##### Information given

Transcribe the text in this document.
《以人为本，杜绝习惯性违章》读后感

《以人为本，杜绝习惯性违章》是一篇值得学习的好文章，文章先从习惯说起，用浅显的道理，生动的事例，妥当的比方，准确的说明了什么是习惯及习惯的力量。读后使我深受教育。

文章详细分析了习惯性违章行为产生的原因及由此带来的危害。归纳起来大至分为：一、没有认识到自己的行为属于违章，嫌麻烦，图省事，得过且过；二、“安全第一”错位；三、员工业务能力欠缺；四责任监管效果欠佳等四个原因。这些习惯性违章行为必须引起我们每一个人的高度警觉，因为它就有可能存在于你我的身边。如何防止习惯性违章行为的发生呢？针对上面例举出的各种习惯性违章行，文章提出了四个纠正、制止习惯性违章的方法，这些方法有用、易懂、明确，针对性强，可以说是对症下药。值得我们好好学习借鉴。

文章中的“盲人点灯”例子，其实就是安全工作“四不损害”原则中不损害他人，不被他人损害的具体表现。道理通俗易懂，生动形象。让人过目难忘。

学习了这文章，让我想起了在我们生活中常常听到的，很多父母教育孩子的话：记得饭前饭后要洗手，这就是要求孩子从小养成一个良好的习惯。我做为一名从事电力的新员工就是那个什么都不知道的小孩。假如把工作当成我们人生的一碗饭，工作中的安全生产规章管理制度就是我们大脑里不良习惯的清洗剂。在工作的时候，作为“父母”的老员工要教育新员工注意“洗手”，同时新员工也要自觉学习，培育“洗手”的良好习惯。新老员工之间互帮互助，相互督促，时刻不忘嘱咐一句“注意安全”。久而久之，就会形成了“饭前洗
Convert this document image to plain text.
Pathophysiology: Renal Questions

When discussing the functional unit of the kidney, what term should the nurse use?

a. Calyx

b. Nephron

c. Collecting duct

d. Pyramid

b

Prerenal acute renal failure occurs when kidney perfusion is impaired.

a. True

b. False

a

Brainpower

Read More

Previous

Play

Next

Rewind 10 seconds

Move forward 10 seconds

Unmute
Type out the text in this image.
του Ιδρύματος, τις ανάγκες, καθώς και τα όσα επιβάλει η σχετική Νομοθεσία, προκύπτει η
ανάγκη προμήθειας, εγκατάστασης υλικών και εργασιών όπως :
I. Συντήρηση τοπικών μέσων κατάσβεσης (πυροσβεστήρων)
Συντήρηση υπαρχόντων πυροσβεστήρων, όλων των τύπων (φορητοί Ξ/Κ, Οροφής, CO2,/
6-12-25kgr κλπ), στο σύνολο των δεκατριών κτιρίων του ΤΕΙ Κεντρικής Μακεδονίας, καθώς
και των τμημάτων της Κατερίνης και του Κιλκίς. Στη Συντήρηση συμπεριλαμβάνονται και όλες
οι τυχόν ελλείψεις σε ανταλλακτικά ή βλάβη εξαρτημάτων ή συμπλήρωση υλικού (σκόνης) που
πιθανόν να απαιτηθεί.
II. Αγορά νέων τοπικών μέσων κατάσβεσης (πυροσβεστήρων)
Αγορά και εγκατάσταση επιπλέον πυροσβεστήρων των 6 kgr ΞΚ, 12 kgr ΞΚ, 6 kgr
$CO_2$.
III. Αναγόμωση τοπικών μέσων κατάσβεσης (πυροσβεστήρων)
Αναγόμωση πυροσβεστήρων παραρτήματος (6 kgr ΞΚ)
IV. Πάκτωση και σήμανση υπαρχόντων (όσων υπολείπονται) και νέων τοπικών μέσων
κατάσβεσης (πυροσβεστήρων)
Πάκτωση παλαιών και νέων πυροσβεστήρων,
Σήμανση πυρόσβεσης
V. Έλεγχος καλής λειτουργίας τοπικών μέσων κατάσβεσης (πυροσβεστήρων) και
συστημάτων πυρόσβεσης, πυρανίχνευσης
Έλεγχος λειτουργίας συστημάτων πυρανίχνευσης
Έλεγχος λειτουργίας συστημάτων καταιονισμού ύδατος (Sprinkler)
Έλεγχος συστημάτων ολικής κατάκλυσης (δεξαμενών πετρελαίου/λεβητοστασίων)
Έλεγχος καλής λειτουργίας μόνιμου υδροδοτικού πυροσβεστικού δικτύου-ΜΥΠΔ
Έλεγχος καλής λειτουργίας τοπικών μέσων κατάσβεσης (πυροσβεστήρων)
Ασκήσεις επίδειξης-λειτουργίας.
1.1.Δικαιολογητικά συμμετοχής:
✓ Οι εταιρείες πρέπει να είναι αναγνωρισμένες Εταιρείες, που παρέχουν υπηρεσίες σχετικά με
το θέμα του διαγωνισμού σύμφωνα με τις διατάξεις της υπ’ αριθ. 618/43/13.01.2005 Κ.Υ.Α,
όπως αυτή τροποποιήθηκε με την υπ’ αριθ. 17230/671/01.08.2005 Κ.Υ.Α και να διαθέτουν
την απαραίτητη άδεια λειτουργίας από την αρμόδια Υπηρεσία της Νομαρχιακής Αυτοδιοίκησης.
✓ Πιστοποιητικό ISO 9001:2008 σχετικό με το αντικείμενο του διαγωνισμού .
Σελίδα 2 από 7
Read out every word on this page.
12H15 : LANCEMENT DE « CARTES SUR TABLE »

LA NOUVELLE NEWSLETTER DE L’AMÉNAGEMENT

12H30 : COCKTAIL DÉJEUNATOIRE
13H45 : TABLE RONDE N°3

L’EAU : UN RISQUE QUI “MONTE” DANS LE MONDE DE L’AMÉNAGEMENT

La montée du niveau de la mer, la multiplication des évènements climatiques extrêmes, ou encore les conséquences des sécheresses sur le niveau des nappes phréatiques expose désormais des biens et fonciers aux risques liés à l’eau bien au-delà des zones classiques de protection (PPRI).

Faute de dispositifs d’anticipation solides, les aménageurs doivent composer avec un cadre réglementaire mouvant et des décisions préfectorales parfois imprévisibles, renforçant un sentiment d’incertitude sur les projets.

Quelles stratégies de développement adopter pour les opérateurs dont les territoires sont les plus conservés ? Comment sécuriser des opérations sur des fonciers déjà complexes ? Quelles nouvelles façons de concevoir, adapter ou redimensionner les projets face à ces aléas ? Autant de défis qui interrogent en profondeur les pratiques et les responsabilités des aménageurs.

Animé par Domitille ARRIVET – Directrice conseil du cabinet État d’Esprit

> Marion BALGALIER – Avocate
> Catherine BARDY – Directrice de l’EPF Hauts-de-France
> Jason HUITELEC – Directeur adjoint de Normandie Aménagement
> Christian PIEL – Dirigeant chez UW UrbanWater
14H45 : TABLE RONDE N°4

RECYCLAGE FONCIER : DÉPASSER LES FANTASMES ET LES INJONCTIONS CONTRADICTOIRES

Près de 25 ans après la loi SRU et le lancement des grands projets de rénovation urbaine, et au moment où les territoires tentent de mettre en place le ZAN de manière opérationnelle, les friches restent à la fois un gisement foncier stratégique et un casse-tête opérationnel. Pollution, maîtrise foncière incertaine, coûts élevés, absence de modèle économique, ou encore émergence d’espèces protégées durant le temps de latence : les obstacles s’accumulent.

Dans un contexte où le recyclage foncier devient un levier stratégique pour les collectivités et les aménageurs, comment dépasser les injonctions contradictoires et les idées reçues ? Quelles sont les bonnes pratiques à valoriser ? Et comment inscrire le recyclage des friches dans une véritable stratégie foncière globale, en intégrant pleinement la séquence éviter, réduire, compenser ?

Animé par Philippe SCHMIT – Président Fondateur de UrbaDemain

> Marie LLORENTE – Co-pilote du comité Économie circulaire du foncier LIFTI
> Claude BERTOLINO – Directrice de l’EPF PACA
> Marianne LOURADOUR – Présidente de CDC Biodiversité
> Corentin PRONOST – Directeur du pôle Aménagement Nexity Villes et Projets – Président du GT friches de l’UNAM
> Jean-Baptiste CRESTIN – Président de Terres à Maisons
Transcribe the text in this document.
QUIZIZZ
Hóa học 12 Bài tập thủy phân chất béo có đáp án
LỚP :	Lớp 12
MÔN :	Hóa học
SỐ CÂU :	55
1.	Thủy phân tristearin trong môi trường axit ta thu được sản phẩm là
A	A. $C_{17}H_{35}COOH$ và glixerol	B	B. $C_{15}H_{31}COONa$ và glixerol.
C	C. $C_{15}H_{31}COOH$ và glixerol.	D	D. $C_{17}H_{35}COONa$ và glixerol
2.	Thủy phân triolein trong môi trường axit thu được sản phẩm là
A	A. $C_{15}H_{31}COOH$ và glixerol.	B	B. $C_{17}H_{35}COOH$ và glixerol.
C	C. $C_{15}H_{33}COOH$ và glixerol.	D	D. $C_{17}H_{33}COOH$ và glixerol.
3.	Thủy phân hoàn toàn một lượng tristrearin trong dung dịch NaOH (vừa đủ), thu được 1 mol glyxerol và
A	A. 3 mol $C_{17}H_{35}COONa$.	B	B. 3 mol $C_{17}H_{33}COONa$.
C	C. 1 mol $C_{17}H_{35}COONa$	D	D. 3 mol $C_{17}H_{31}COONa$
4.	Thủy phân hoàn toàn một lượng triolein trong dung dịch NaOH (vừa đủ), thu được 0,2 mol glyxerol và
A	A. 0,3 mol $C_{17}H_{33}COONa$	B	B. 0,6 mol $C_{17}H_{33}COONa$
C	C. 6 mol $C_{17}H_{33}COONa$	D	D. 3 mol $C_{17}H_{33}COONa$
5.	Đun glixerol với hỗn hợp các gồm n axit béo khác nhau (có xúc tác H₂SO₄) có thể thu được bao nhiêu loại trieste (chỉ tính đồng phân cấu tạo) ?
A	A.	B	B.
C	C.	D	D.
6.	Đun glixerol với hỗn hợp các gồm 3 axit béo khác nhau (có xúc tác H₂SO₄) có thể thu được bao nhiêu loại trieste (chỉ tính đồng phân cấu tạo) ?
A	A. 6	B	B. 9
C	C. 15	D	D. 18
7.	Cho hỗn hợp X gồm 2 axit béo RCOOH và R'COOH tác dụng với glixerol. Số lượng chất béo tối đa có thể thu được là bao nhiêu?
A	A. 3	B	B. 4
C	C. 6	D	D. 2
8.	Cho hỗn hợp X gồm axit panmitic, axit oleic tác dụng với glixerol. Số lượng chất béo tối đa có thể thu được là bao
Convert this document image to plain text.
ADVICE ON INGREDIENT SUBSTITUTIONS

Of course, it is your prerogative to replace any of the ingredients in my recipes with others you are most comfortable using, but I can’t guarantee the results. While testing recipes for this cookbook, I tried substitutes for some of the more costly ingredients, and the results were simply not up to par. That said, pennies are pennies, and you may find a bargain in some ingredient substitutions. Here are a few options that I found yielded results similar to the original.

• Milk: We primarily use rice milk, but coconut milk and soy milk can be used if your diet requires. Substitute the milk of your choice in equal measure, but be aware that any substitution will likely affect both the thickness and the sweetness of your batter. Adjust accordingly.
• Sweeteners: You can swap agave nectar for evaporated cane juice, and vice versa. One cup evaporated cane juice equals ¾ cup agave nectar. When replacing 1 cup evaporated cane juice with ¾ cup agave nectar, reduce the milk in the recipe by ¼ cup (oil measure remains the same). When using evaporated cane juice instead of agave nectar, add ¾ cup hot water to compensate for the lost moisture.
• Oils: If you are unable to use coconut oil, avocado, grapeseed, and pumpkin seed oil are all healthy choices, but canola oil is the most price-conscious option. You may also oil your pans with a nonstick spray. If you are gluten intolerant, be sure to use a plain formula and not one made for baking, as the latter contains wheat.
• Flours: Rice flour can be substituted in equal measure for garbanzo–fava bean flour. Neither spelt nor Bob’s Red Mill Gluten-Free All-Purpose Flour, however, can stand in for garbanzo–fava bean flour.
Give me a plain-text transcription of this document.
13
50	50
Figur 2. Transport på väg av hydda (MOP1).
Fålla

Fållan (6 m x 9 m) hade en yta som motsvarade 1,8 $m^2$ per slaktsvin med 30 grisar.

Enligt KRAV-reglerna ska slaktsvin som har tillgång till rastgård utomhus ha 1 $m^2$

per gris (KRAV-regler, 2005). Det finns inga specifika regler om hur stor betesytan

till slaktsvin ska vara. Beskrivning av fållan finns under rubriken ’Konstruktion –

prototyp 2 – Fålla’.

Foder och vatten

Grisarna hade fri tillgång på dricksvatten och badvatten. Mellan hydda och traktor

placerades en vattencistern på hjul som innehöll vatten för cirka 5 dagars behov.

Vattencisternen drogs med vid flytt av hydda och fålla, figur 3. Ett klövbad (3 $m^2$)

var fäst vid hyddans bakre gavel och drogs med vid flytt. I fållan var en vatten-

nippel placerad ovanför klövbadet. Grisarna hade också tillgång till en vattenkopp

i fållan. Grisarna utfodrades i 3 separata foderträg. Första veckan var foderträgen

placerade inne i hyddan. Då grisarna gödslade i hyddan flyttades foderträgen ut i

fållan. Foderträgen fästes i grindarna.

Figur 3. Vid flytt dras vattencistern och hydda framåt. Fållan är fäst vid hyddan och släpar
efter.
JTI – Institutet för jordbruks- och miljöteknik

##########

» Written exercise
Copy each line of the listing that holds the word "triolein".

» Full answer
2.	Thủy phân triolein trong môi trường axit thu được sản phẩm là
4.	Thủy phân hoàn toàn một lượng triolein trong dung dịch NaOH (vừa đủ), thu được 0,2 mol glyxerol và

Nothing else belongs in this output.